Tasks to perform =
1) Using the article below on collaborative writing and publishing, answer each question briefly.
(a) Which two platforms does the introduction call perhaps the better known?
(b) What does the green figure in the Pre-submission Stage represent?
(c) What is the target system for submission in the project?
2) From the article below on collaborative writing and publishing, extract the stretch from "The figure is" through "the Pre-submission Facilitator.".
3) Name every stage into which the article below on collaborative writing and publishing divides its architectural design.

--- start of Reading passage ---

A Socio-technical System for Collaborative Writing and Publishing

Introduction

In recent years, a number of larger and smaller platforms and online editors have come onto the market to simplify collaborative writing and publishing. Authorea and Overleaf are perhaps the better known. In fact, they are very powerful and offer many convenience features that simplify the scientific writing and publishing process. As Christian Heise found out in his open doctoral thesis, these approaches are already heading in the right direction, but for various reasons they don’t deliver what a scientific community can expect from such tools (cf. Heise, 2017, 2018). Dependencies on business models play just as much a role here as data protection aspects and a lack of incentives.

“Die notwendige (Weiter-)Entwicklung der Plattformen wird jedoch nur dann stattfinden, wenn die Nachfrage nach solchen Lösungen steigt. Die wissenschaftliche Gemeinschaft ist auch hier gefragt, diese Nachfrage (zum Beispiel durch Experimente mit offener wissenschaftlicher Kommunikation) zu erzeugen und bei der Entwicklung solcher Lösungen eine aktive und gestaltende Rolle einzunehmen.” (Heise, 2018, S. 261f.)

Experiments are in demand

Further research and development needs are therefore indicated. In the “Modern Publishing” project, we are addressing the question of needs-based and contemporary tools and workflows from the perspective of socio-technical systems. But pulling together digital tools for collaborative writing and publication processes means not only keeping an eye on technology. Equally important to us are the actors involved with their highly diverse writing habits, computer experiences, reputation cultures and publication strategies in their subjects. From this double perspective, a system to be developed can only be understood as a socio-technical system that, in the sense of Herrmann (2003), considers and develops the network of social, cultural, organizational and technical aspects and subsystems in equal parts.

We are guided by the central values in the discourse Open Science: We want to analyse and implement transparency, accountability and reproducibility as well as access and the FAIR principles (cf. Wilkinson et al., 2016) with regard to contemporary scientific publication processes.

The Architectural Design

In the following we want to develop and explain the decisions for our initial architectural design. The individual technical components will be presented and their interaction elaborated.

Architectural design of a socio-technical system for collaborative writing and publishing of scientific journal articles. Source: Axel Dürkop

The figure is roughly divided into three parts:

  • In the Writing Stage, the writing process is represented by one or more persons who alone or together, synchronously or asynchronously work up to a first draft of a scientific journal article.
  • The Pre-submission Stage in the middle is a phase of the writing and publishing process that can be repeated before the actual submission. In this phase, various tools and formats are used, which are presented in detail below. The green figure represents the new role of the Pre-submission Facilitator.
  • The Submission Stage on the right shows the transfer of generated formats from the Pre-submission Stage to a journal. In our project the target system is OJS at the Staats- und Universitätsbibliothek Hamburg (SUB).

Premises to the Writing Stage

We assume that the writing process of a journal article begins with one person, but rather with a team. We base this assumption on initial discussions with colleagues from different disciplines about their writing habits and publication strategies. In the further course of the project, we will conduct systematic research here. The authors negotiate their preferences for writing tools and the organisation of the writing process with each other and agree on the division of parts to be written, the mode of writing and the attribution of authorship.

--- end of Reading passage ---
--- start of Data excerpt ---

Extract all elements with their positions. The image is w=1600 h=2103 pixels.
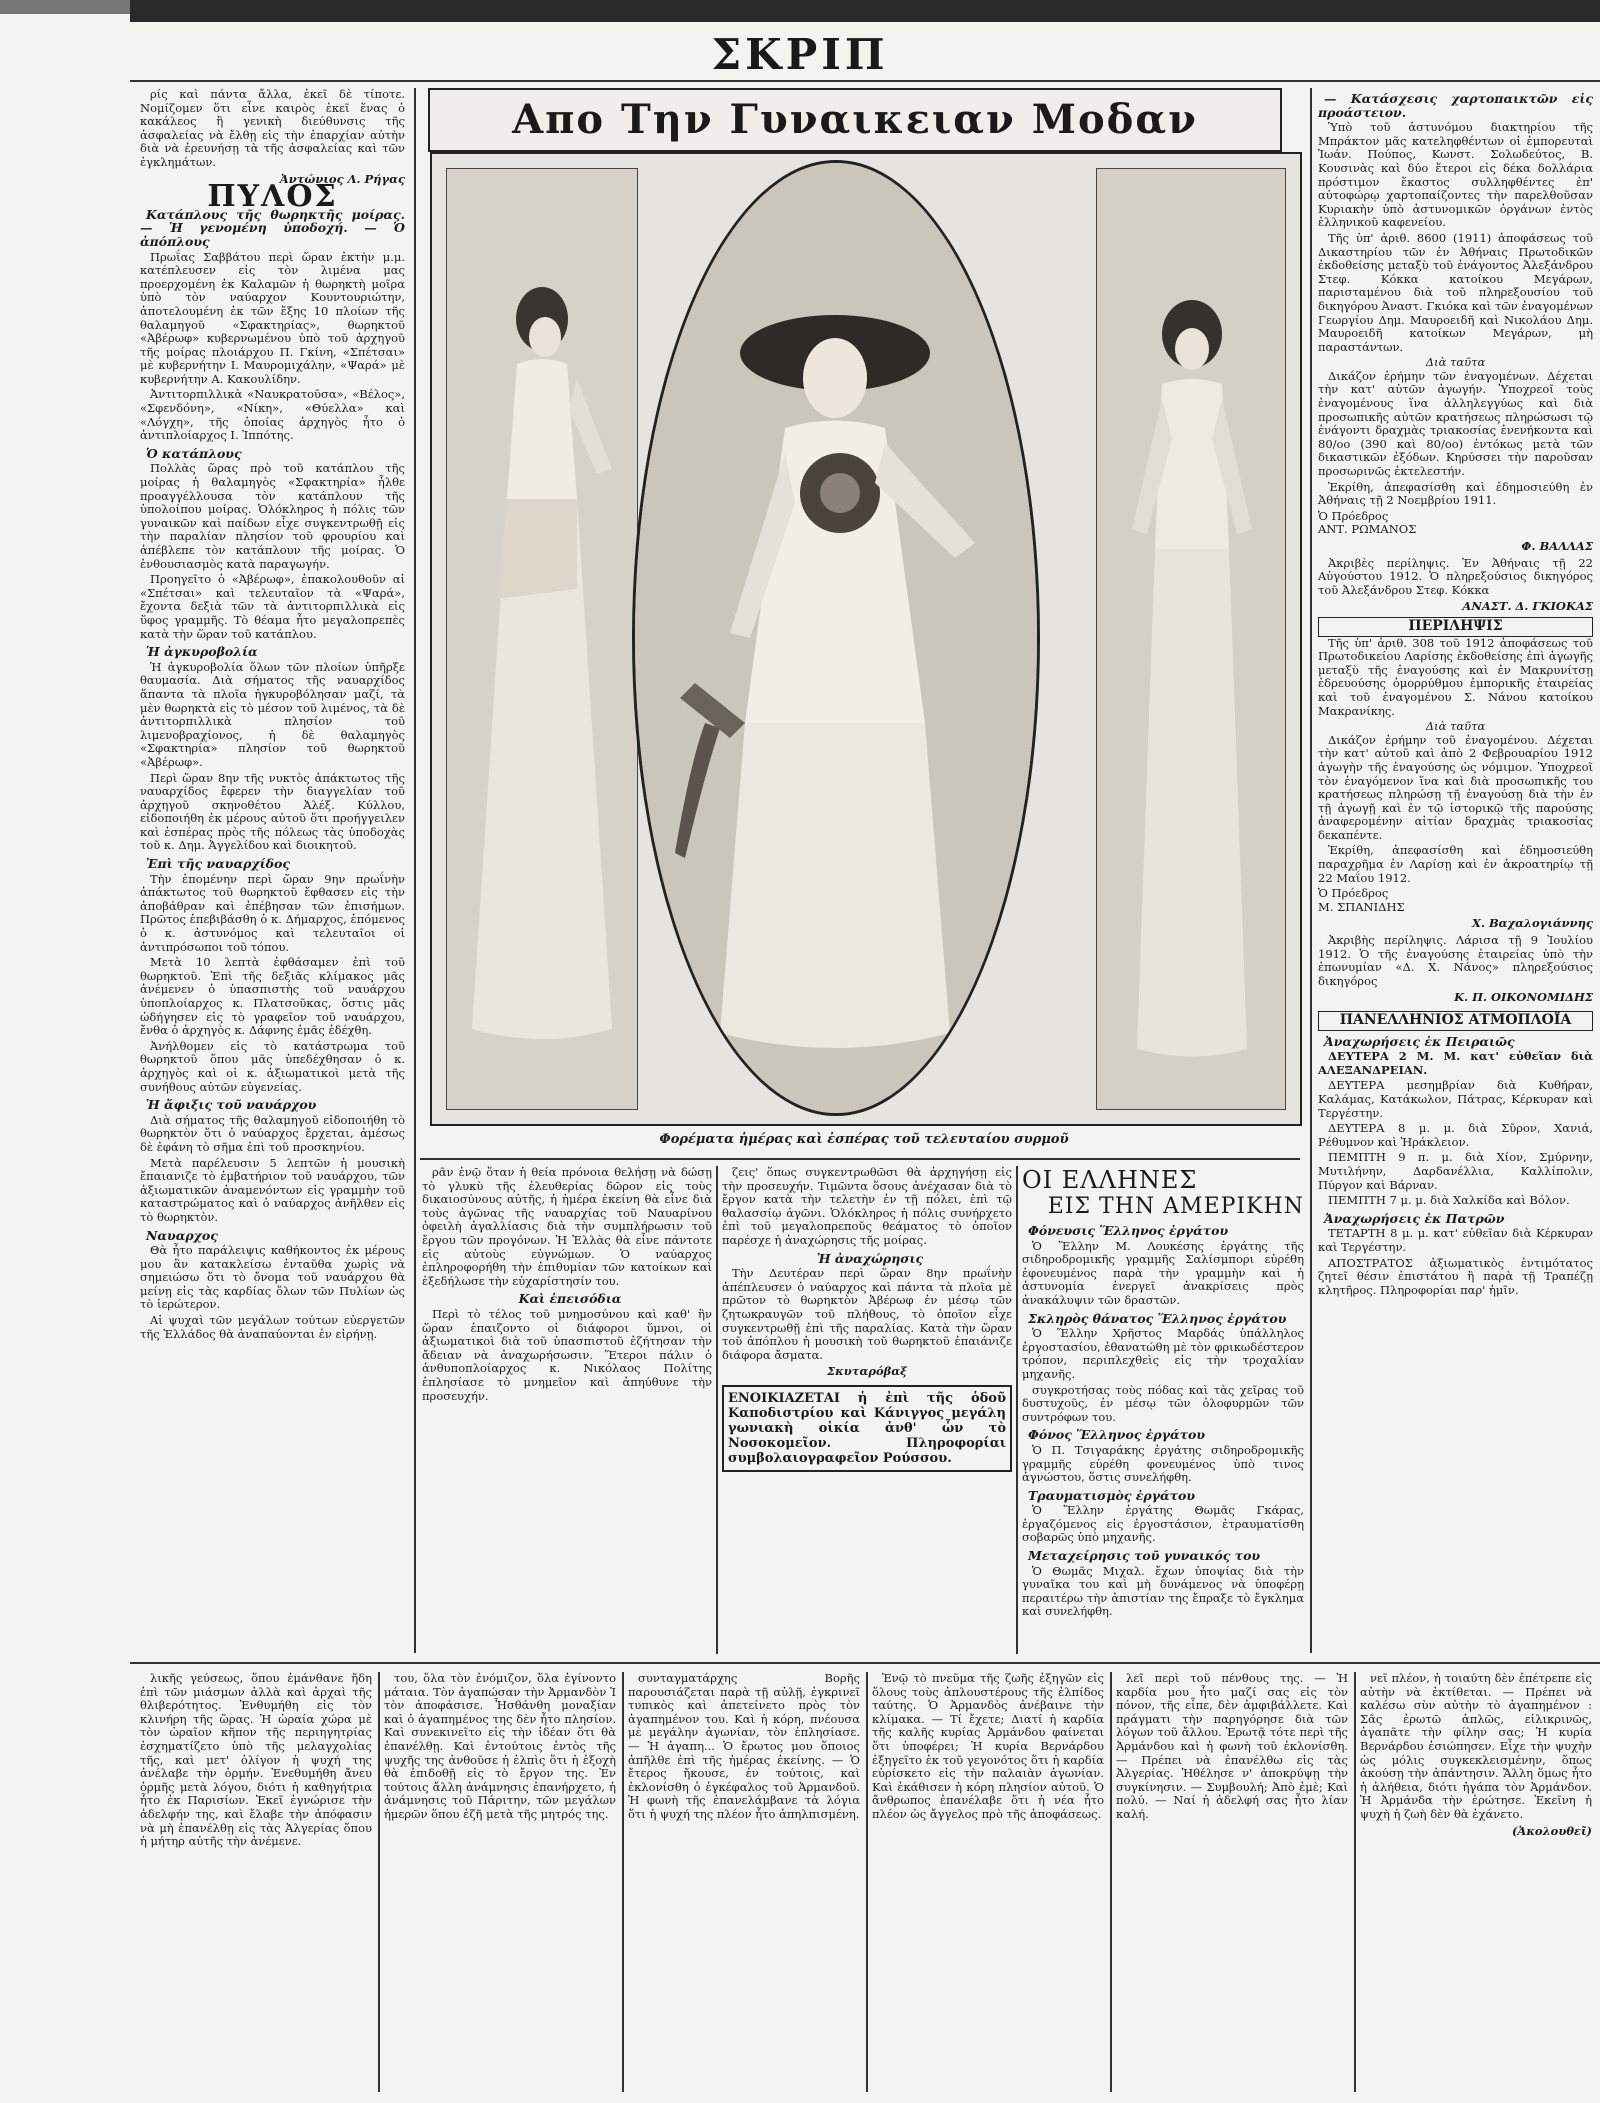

--- end of Data excerpt ---

Answers for the tasks =
1)
(a) Authorea and Overleaf.
(b) The new role of the Pre-submission Facilitator.
(c) OJS at the Staats- und Universitätsbibliothek Hamburg (SUB).

2)
The figure is roughly divided into three parts:

  • In the Writing Stage, the writing process is represented by one or more persons who alone or together, synchronously or asynchronously work up to a first draft of a scientific journal article.
  • The Pre-submission Stage in the middle is a phase of the writing and publishing process that can be repeated before the actual submission. In this phase, various tools and formats are used, which are presented in detail below. The green figure represents the new role of the Pre-submission Facilitator.

3)
Writing Stage
Pre-submission Stage
Submission Stage